● WRITTEN INSTRUCTION: Copy everything in the rows below from the line containing "Text: dCAM: dCAM [280, 58, 322, 70]" down to the line containing "What elements are", including both of those lines, without changing anything.

● Image layout annotations:
• • • • • • •

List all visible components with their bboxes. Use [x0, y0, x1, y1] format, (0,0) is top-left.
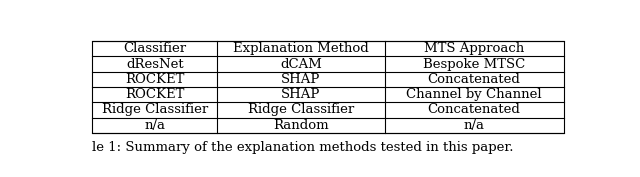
Text: dCAM: dCAM [280, 58, 322, 70]
Text: Ridge Classifier: Ridge Classifier [102, 104, 208, 116]
Text: MTS Approach: MTS Approach [424, 42, 524, 55]
Text: Classifier: Classifier [124, 42, 186, 55]
Text: Concatenated: Concatenated [428, 104, 520, 116]
Text: ROCKET: ROCKET [125, 88, 184, 101]
Text: Bespoke MTSC: Bespoke MTSC [423, 58, 525, 70]
Text: Ridge Classifier: Ridge Classifier [248, 104, 354, 116]
Text: le 1: Summary of the explanation methods tested in this paper.: le 1: Summary of the explanation methods… [92, 141, 514, 155]
Bar [92, 41, 564, 133]
Text: Explanation Method: Explanation Method [233, 42, 369, 55]
Text: Random: Random [273, 119, 329, 132]
Text: dResNet: dResNet [126, 58, 184, 70]
Text: SHAP: SHAP [281, 73, 321, 86]
Text: Channel by Channel: Channel by Channel [406, 88, 542, 101]
Text: ROCKET: ROCKET [125, 73, 184, 86]
Text: Concatenated: Concatenated [428, 73, 520, 86]
Text: n/a: n/a [463, 119, 484, 132]
Text: SHAP: SHAP [281, 88, 321, 101]
Text: n/a: n/a [145, 119, 165, 132]
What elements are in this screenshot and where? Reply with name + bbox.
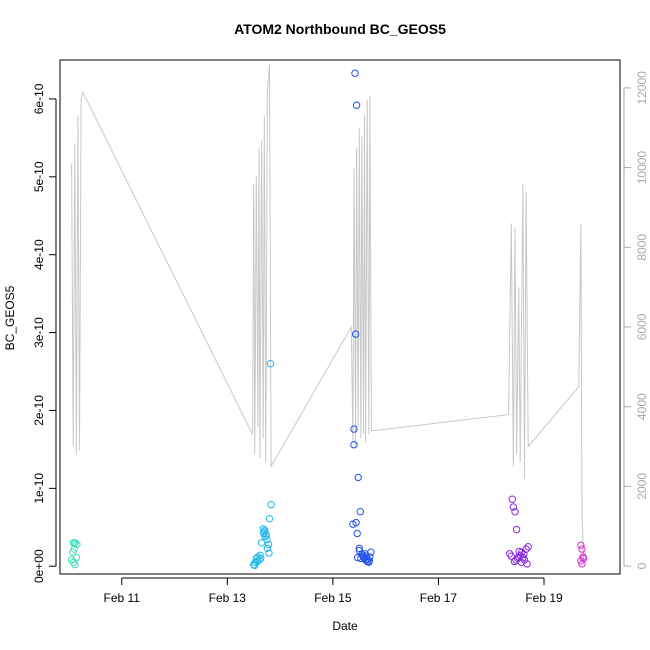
data-point	[354, 473, 362, 482]
y-tick-label: 5e-10	[32, 161, 46, 192]
x-tick-label: Feb 13	[209, 591, 247, 605]
altitude-trace	[71, 63, 585, 559]
data-point	[355, 544, 363, 552]
data-point	[267, 501, 275, 509]
data-point	[512, 525, 521, 534]
data-point	[506, 550, 514, 558]
y-tick-label: 2e-10	[32, 395, 46, 426]
data-point	[507, 552, 515, 560]
data-point	[354, 553, 362, 562]
y-tick-label: 0e+00	[32, 549, 46, 583]
y-axis-label: BC_GEOS5	[3, 285, 17, 350]
data-point	[266, 360, 275, 368]
data-point	[350, 441, 358, 449]
y-tick-label: 4e-10	[32, 239, 46, 270]
data-point	[259, 525, 267, 533]
data-point	[263, 536, 271, 544]
data-point	[352, 101, 361, 109]
data-point	[355, 546, 363, 555]
data-point	[351, 69, 359, 77]
data-point	[362, 552, 370, 560]
data-point	[353, 529, 361, 538]
data-point	[351, 330, 360, 338]
data-point	[260, 529, 268, 538]
data-point	[69, 548, 77, 556]
data-point	[256, 551, 264, 559]
data-point	[255, 556, 263, 564]
y2-tick-label: 0	[635, 562, 649, 569]
data-point	[524, 543, 532, 551]
plot-frame	[59, 59, 621, 575]
y-axis: 0e+00 1e-10 2e-10 3e-10 4e-10 5e-10 6e-10	[32, 83, 57, 583]
data-point	[578, 560, 586, 568]
data-point	[356, 508, 364, 516]
data-point	[511, 508, 519, 516]
x-tick-label: Feb 19	[525, 591, 563, 605]
y-tick-label: 1e-10	[32, 473, 46, 504]
y-tick-label: 6e-10	[32, 83, 46, 114]
data-point	[251, 561, 259, 570]
data-point	[523, 560, 531, 568]
data-point	[350, 425, 358, 433]
x-axis-label: Date	[332, 619, 358, 633]
chart-title: ATOM2 Northbound BC_GEOS5	[234, 21, 446, 37]
y2-tick-label: 8000	[635, 234, 649, 261]
x-tick-label: Feb 15	[314, 591, 352, 605]
data-point	[72, 553, 81, 562]
x-tick-label: Feb 11	[104, 591, 141, 605]
data-point	[508, 495, 516, 503]
y2-tick-label: 2000	[635, 473, 649, 500]
altitude-line	[71, 63, 585, 559]
data-point	[263, 544, 272, 552]
y2-tick-label: 12000	[635, 71, 649, 105]
data-point	[510, 557, 519, 566]
y2-axis: 0 2000 4000 6000 8000 10000 12000	[623, 71, 649, 569]
data-point	[509, 503, 518, 511]
y2-tick-label: 6000	[635, 313, 649, 340]
data-point	[257, 539, 266, 547]
data-point	[71, 561, 79, 569]
data-point	[256, 554, 265, 563]
data-point	[578, 545, 586, 553]
y2-tick-label: 4000	[635, 393, 649, 420]
y2-tick-label: 10000	[635, 151, 649, 185]
data-points	[67, 69, 588, 570]
x-tick-label: Feb 17	[420, 591, 458, 605]
data-point	[261, 526, 269, 535]
data-point	[520, 550, 528, 559]
data-point	[265, 515, 274, 523]
data-point	[265, 549, 273, 557]
data-point	[579, 554, 588, 563]
data-point	[264, 540, 273, 549]
data-point	[352, 518, 360, 527]
data-point	[577, 541, 585, 549]
y-tick-label: 3e-10	[32, 317, 46, 348]
x-axis: Feb 11 Feb 13 Feb 15 Feb 17 Feb 19	[104, 577, 563, 605]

• • • • • • •

● ANSWER FOR THE TASK:
Text: dCAM: dCAM [280, 58, 322, 70]
Text: Ridge Classifier: Ridge Classifier [102, 104, 208, 116]
Text: MTS Approach: MTS Approach [424, 42, 524, 55]
Text: Classifier: Classifier [124, 42, 186, 55]
Text: Concatenated: Concatenated [428, 104, 520, 116]
Text: ROCKET: ROCKET [125, 88, 184, 101]
Text: Bespoke MTSC: Bespoke MTSC [423, 58, 525, 70]
Text: Ridge Classifier: Ridge Classifier [248, 104, 354, 116]
Text: le 1: Summary of the explanation methods tested in this paper.: le 1: Summary of the explanation methods… [92, 141, 514, 155]
Bar [92, 41, 564, 133]
Text: Explanation Method: Explanation Method [233, 42, 369, 55]
Text: Random: Random [273, 119, 329, 132]
Text: dResNet: dResNet [126, 58, 184, 70]
Text: SHAP: SHAP [281, 73, 321, 86]
Text: Channel by Channel: Channel by Channel [406, 88, 542, 101]
Text: ROCKET: ROCKET [125, 73, 184, 86]
Text: Concatenated: Concatenated [428, 73, 520, 86]
Text: n/a: n/a [463, 119, 484, 132]
Text: SHAP: SHAP [281, 88, 321, 101]
Text: n/a: n/a [145, 119, 165, 132]
What elements are in this screenshot and where? Reply with name + bbox.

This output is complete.